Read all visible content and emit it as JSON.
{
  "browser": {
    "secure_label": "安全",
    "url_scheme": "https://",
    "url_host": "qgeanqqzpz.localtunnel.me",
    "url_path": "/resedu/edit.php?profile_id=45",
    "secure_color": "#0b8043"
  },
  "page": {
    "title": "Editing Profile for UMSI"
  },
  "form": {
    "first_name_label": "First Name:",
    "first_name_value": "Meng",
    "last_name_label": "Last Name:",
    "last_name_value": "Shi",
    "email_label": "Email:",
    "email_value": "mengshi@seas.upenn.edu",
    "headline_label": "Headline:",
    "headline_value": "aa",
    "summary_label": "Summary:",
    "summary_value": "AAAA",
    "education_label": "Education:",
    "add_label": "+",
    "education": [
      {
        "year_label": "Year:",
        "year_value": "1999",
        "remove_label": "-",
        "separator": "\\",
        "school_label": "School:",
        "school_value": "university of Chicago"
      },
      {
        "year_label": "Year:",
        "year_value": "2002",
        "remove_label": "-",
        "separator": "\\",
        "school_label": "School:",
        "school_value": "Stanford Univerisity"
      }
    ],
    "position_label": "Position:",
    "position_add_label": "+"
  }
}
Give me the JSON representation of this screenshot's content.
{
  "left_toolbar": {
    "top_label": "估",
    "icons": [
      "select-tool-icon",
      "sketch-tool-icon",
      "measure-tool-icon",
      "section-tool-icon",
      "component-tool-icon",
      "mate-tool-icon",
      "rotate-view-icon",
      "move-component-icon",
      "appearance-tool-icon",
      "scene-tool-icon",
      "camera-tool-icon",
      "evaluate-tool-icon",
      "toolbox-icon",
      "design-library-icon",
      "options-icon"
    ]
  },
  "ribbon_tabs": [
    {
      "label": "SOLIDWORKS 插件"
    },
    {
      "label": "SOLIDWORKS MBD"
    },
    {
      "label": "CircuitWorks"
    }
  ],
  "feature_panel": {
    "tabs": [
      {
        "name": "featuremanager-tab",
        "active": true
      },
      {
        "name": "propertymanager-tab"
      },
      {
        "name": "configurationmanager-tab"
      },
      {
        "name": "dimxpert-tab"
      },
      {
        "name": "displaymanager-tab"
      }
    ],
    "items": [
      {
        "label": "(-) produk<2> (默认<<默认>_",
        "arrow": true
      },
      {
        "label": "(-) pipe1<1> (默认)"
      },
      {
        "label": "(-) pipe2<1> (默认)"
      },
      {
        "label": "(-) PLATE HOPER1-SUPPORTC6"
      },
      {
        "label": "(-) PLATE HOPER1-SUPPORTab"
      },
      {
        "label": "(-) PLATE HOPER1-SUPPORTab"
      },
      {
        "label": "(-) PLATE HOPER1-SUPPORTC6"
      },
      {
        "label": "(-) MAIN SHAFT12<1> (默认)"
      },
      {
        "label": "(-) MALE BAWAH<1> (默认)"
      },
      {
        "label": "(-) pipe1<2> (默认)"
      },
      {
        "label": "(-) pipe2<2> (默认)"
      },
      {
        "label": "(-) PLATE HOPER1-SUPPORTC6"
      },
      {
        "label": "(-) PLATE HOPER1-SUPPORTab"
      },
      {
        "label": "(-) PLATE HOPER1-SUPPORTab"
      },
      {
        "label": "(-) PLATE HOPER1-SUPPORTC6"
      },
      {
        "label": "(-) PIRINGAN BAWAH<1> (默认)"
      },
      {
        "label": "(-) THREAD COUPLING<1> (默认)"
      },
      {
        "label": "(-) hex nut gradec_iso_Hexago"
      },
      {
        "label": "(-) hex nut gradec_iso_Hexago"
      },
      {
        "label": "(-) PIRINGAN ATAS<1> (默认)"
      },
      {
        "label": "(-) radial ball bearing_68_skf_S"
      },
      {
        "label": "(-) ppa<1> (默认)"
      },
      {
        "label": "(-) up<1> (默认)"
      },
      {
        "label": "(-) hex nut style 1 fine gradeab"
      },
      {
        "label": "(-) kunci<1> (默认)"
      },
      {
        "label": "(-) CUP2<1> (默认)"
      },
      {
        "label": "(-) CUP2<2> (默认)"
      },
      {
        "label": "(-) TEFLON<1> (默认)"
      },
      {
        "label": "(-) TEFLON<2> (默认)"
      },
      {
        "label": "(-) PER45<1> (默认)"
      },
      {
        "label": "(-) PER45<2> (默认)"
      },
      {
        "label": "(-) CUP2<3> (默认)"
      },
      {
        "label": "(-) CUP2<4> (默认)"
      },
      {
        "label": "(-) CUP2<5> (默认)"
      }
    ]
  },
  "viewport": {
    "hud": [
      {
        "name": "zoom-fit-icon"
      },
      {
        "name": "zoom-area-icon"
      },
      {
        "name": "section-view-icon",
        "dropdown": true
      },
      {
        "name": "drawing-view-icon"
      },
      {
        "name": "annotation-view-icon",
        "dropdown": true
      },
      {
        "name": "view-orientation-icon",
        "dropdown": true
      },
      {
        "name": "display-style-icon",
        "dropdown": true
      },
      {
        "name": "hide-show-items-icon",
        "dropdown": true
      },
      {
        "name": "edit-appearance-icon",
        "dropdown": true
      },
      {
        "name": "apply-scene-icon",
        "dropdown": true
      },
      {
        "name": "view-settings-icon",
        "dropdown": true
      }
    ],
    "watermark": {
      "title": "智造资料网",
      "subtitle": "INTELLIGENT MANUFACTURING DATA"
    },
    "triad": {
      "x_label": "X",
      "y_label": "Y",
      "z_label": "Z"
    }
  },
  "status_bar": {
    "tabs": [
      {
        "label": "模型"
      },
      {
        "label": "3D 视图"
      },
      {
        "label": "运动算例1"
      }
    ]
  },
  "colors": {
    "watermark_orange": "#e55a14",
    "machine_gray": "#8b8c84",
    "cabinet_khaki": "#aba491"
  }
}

◆ EXERCISE BRIEF:
Using the entries above, please restate each one word for word.

◆ TASK RESULT:
Read all visible content and emit it as JSON.
{
  "browser": {
    "secure_label": "安全",
    "url_scheme": "https://",
    "url_host": "qgeanqqzpz.localtunnel.me",
    "url_path": "/resedu/edit.php?profile_id=45",
    "secure_color": "#0b8043"
  },
  "page": {
    "title": "Editing Profile for UMSI"
  },
  "form": {
    "first_name_label": "First Name:",
    "first_name_value": "Meng",
    "last_name_label": "Last Name:",
    "last_name_value": "Shi",
    "email_label": "Email:",
    "email_value": "mengshi@seas.upenn.edu",
    "headline_label": "Headline:",
    "headline_value": "aa",
    "summary_label": "Summary:",
    "summary_value": "AAAA",
    "education_label": "Education:",
    "add_label": "+",
    "education": [
      {
        "year_label": "Year:",
        "year_value": "1999",
        "remove_label": "-",
        "separator": "\\",
        "school_label": "School:",
        "school_value": "university of Chicago"
      },
      {
        "year_label": "Year:",
        "year_value": "2002",
        "remove_label": "-",
        "separator": "\\",
        "school_label": "School:",
        "school_value": "Stanford Univerisity"
      }
    ],
    "position_label": "Position:",
    "position_add_label": "+"
  }
}
Give me the JSON representation of this screenshot's content.
{
  "left_toolbar": {
    "top_label": "估",
    "icons": [
      "select-tool-icon",
      "sketch-tool-icon",
      "measure-tool-icon",
      "section-tool-icon",
      "component-tool-icon",
      "mate-tool-icon",
      "rotate-view-icon",
      "move-component-icon",
      "appearance-tool-icon",
      "scene-tool-icon",
      "camera-tool-icon",
      "evaluate-tool-icon",
      "toolbox-icon",
      "design-library-icon",
      "options-icon"
    ]
  },
  "ribbon_tabs": [
    {
      "label": "SOLIDWORKS 插件"
    },
    {
      "label": "SOLIDWORKS MBD"
    },
    {
      "label": "CircuitWorks"
    }
  ],
  "feature_panel": {
    "tabs": [
      {
        "name": "featuremanager-tab",
        "active": true
      },
      {
        "name": "propertymanager-tab"
      },
      {
        "name": "configurationmanager-tab"
      },
      {
        "name": "dimxpert-tab"
      },
      {
        "name": "displaymanager-tab"
      }
    ],
    "items": [
      {
        "label": "(-) produk<2> (默认<<默认>_",
        "arrow": true
      },
      {
        "label": "(-) pipe1<1> (默认)"
      },
      {
        "label": "(-) pipe2<1> (默认)"
      },
      {
        "label": "(-) PLATE HOPER1-SUPPORTC6"
      },
      {
        "label": "(-) PLATE HOPER1-SUPPORTab"
      },
      {
        "label": "(-) PLATE HOPER1-SUPPORTab"
      },
      {
        "label": "(-) PLATE HOPER1-SUPPORTC6"
      },
      {
        "label": "(-) MAIN SHAFT12<1> (默认)"
      },
      {
        "label": "(-) MALE BAWAH<1> (默认)"
      },
      {
        "label": "(-) pipe1<2> (默认)"
      },
      {
        "label": "(-) pipe2<2> (默认)"
      },
      {
        "label": "(-) PLATE HOPER1-SUPPORTC6"
      },
      {
        "label": "(-) PLATE HOPER1-SUPPORTab"
      },
      {
        "label": "(-) PLATE HOPER1-SUPPORTab"
      },
      {
        "label": "(-) PLATE HOPER1-SUPPORTC6"
      },
      {
        "label": "(-) PIRINGAN BAWAH<1> (默认)"
      },
      {
        "label": "(-) THREAD COUPLING<1> (默认)"
      },
      {
        "label": "(-) hex nut gradec_iso_Hexago"
      },
      {
        "label": "(-) hex nut gradec_iso_Hexago"
      },
      {
        "label": "(-) PIRINGAN ATAS<1> (默认)"
      },
      {
        "label": "(-) radial ball bearing_68_skf_S"
      },
      {
        "label": "(-) ppa<1> (默认)"
      },
      {
        "label": "(-) up<1> (默认)"
      },
      {
        "label": "(-) hex nut style 1 fine gradeab"
      },
      {
        "label": "(-) kunci<1> (默认)"
      },
      {
        "label": "(-) CUP2<1> (默认)"
      },
      {
        "label": "(-) CUP2<2> (默认)"
      },
      {
        "label": "(-) TEFLON<1> (默认)"
      },
      {
        "label": "(-) TEFLON<2> (默认)"
      },
      {
        "label": "(-) PER45<1> (默认)"
      },
      {
        "label": "(-) PER45<2> (默认)"
      },
      {
        "label": "(-) CUP2<3> (默认)"
      },
      {
        "label": "(-) CUP2<4> (默认)"
      },
      {
        "label": "(-) CUP2<5> (默认)"
      }
    ]
  },
  "viewport": {
    "hud": [
      {
        "name": "zoom-fit-icon"
      },
      {
        "name": "zoom-area-icon"
      },
      {
        "name": "section-view-icon",
        "dropdown": true
      },
      {
        "name": "drawing-view-icon"
      },
      {
        "name": "annotation-view-icon",
        "dropdown": true
      },
      {
        "name": "view-orientation-icon",
        "dropdown": true
      },
      {
        "name": "display-style-icon",
        "dropdown": true
      },
      {
        "name": "hide-show-items-icon",
        "dropdown": true
      },
      {
        "name": "edit-appearance-icon",
        "dropdown": true
      },
      {
        "name": "apply-scene-icon",
        "dropdown": true
      },
      {
        "name": "view-settings-icon",
        "dropdown": true
      }
    ],
    "watermark": {
      "title": "智造资料网",
      "subtitle": "INTELLIGENT MANUFACTURING DATA"
    },
    "triad": {
      "x_label": "X",
      "y_label": "Y",
      "z_label": "Z"
    }
  },
  "status_bar": {
    "tabs": [
      {
        "label": "模型"
      },
      {
        "label": "3D 视图"
      },
      {
        "label": "运动算例1"
      }
    ]
  },
  "colors": {
    "watermark_orange": "#e55a14",
    "machine_gray": "#8b8c84",
    "cabinet_khaki": "#aba491"
  }
}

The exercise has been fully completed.